** start Information supplied **
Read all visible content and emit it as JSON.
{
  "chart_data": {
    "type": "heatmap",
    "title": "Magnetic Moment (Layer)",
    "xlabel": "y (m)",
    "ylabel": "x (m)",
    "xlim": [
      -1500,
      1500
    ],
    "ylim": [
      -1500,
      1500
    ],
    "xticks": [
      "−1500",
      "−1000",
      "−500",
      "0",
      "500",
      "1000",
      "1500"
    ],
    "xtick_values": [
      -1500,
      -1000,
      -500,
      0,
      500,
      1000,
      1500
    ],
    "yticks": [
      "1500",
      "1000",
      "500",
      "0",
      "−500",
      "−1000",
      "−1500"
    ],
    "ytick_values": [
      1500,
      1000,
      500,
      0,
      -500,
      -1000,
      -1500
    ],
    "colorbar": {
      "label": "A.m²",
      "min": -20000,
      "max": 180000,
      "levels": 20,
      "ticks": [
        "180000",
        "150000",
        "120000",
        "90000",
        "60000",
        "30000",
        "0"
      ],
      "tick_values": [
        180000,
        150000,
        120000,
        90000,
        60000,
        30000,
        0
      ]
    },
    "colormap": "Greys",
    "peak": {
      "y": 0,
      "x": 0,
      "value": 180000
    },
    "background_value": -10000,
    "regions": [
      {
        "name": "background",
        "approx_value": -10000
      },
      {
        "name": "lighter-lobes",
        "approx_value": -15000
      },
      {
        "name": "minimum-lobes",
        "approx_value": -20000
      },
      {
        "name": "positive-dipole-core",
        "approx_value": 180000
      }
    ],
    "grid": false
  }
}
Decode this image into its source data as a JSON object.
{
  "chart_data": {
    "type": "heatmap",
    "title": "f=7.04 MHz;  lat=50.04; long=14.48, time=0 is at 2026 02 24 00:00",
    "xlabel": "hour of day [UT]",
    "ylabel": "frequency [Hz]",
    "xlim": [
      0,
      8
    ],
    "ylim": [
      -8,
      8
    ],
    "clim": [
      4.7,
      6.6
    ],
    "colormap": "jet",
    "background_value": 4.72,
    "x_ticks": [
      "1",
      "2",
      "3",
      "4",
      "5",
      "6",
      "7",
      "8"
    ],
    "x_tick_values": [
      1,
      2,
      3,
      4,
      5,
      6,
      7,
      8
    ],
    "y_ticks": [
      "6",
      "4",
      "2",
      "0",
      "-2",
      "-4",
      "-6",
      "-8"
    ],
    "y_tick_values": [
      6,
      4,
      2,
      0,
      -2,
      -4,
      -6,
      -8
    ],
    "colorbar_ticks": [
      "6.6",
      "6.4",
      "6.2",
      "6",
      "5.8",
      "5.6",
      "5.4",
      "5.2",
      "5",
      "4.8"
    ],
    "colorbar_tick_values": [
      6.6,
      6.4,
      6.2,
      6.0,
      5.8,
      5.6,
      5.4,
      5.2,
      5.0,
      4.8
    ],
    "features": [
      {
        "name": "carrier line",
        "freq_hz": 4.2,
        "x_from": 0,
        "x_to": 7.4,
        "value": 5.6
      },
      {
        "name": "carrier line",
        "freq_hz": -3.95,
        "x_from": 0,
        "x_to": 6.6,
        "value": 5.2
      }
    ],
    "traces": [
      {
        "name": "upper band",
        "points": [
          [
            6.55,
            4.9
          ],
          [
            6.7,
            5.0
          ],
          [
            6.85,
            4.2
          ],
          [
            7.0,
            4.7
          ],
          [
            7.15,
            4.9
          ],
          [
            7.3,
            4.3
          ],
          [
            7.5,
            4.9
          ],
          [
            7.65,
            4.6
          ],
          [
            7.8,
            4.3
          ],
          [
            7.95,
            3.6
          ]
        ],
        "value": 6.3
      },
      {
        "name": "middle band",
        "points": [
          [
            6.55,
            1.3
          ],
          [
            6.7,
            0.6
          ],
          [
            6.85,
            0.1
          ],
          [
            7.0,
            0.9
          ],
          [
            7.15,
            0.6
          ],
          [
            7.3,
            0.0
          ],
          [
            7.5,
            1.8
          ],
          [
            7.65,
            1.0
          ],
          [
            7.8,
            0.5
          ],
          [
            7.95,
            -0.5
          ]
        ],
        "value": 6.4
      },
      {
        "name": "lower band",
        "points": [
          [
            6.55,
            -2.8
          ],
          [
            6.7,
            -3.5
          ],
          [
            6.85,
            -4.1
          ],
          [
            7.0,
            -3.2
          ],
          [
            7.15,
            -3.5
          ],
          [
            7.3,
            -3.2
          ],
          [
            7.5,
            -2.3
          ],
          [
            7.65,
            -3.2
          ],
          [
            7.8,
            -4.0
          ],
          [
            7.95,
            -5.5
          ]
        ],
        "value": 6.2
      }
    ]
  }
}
** end Information supplied **
* _Requirement_
Print all of the entries exactly as they appear.

* _Solution to this task_
Read all visible content and emit it as JSON.
{
  "chart_data": {
    "type": "heatmap",
    "title": "Magnetic Moment (Layer)",
    "xlabel": "y (m)",
    "ylabel": "x (m)",
    "xlim": [
      -1500,
      1500
    ],
    "ylim": [
      -1500,
      1500
    ],
    "xticks": [
      "−1500",
      "−1000",
      "−500",
      "0",
      "500",
      "1000",
      "1500"
    ],
    "xtick_values": [
      -1500,
      -1000,
      -500,
      0,
      500,
      1000,
      1500
    ],
    "yticks": [
      "1500",
      "1000",
      "500",
      "0",
      "−500",
      "−1000",
      "−1500"
    ],
    "ytick_values": [
      1500,
      1000,
      500,
      0,
      -500,
      -1000,
      -1500
    ],
    "colorbar": {
      "label": "A.m²",
      "min": -20000,
      "max": 180000,
      "levels": 20,
      "ticks": [
        "180000",
        "150000",
        "120000",
        "90000",
        "60000",
        "30000",
        "0"
      ],
      "tick_values": [
        180000,
        150000,
        120000,
        90000,
        60000,
        30000,
        0
      ]
    },
    "colormap": "Greys",
    "peak": {
      "y": 0,
      "x": 0,
      "value": 180000
    },
    "background_value": -10000,
    "regions": [
      {
        "name": "background",
        "approx_value": -10000
      },
      {
        "name": "lighter-lobes",
        "approx_value": -15000
      },
      {
        "name": "minimum-lobes",
        "approx_value": -20000
      },
      {
        "name": "positive-dipole-core",
        "approx_value": 180000
      }
    ],
    "grid": false
  }
}
Decode this image into its source data as a JSON object.
{
  "chart_data": {
    "type": "heatmap",
    "title": "f=7.04 MHz;  lat=50.04; long=14.48, time=0 is at 2026 02 24 00:00",
    "xlabel": "hour of day [UT]",
    "ylabel": "frequency [Hz]",
    "xlim": [
      0,
      8
    ],
    "ylim": [
      -8,
      8
    ],
    "clim": [
      4.7,
      6.6
    ],
    "colormap": "jet",
    "background_value": 4.72,
    "x_ticks": [
      "1",
      "2",
      "3",
      "4",
      "5",
      "6",
      "7",
      "8"
    ],
    "x_tick_values": [
      1,
      2,
      3,
      4,
      5,
      6,
      7,
      8
    ],
    "y_ticks": [
      "6",
      "4",
      "2",
      "0",
      "-2",
      "-4",
      "-6",
      "-8"
    ],
    "y_tick_values": [
      6,
      4,
      2,
      0,
      -2,
      -4,
      -6,
      -8
    ],
    "colorbar_ticks": [
      "6.6",
      "6.4",
      "6.2",
      "6",
      "5.8",
      "5.6",
      "5.4",
      "5.2",
      "5",
      "4.8"
    ],
    "colorbar_tick_values": [
      6.6,
      6.4,
      6.2,
      6.0,
      5.8,
      5.6,
      5.4,
      5.2,
      5.0,
      4.8
    ],
    "features": [
      {
        "name": "carrier line",
        "freq_hz": 4.2,
        "x_from": 0,
        "x_to": 7.4,
        "value": 5.6
      },
      {
        "name": "carrier line",
        "freq_hz": -3.95,
        "x_from": 0,
        "x_to": 6.6,
        "value": 5.2
      }
    ],
    "traces": [
      {
        "name": "upper band",
        "points": [
          [
            6.55,
            4.9
          ],
          [
            6.7,
            5.0
          ],
          [
            6.85,
            4.2
          ],
          [
            7.0,
            4.7
          ],
          [
            7.15,
            4.9
          ],
          [
            7.3,
            4.3
          ],
          [
            7.5,
            4.9
          ],
          [
            7.65,
            4.6
          ],
          [
            7.8,
            4.3
          ],
          [
            7.95,
            3.6
          ]
        ],
        "value": 6.3
      },
      {
        "name": "middle band",
        "points": [
          [
            6.55,
            1.3
          ],
          [
            6.7,
            0.6
          ],
          [
            6.85,
            0.1
          ],
          [
            7.0,
            0.9
          ],
          [
            7.15,
            0.6
          ],
          [
            7.3,
            0.0
          ],
          [
            7.5,
            1.8
          ],
          [
            7.65,
            1.0
          ],
          [
            7.8,
            0.5
          ],
          [
            7.95,
            -0.5
          ]
        ],
        "value": 6.4
      },
      {
        "name": "lower band",
        "points": [
          [
            6.55,
            -2.8
          ],
          [
            6.7,
            -3.5
          ],
          [
            6.85,
            -4.1
          ],
          [
            7.0,
            -3.2
          ],
          [
            7.15,
            -3.5
          ],
          [
            7.3,
            -3.2
          ],
          [
            7.5,
            -2.3
          ],
          [
            7.65,
            -3.2
          ],
          [
            7.8,
            -4.0
          ],
          [
            7.95,
            -5.5
          ]
        ],
        "value": 6.2
      }
    ]
  }
}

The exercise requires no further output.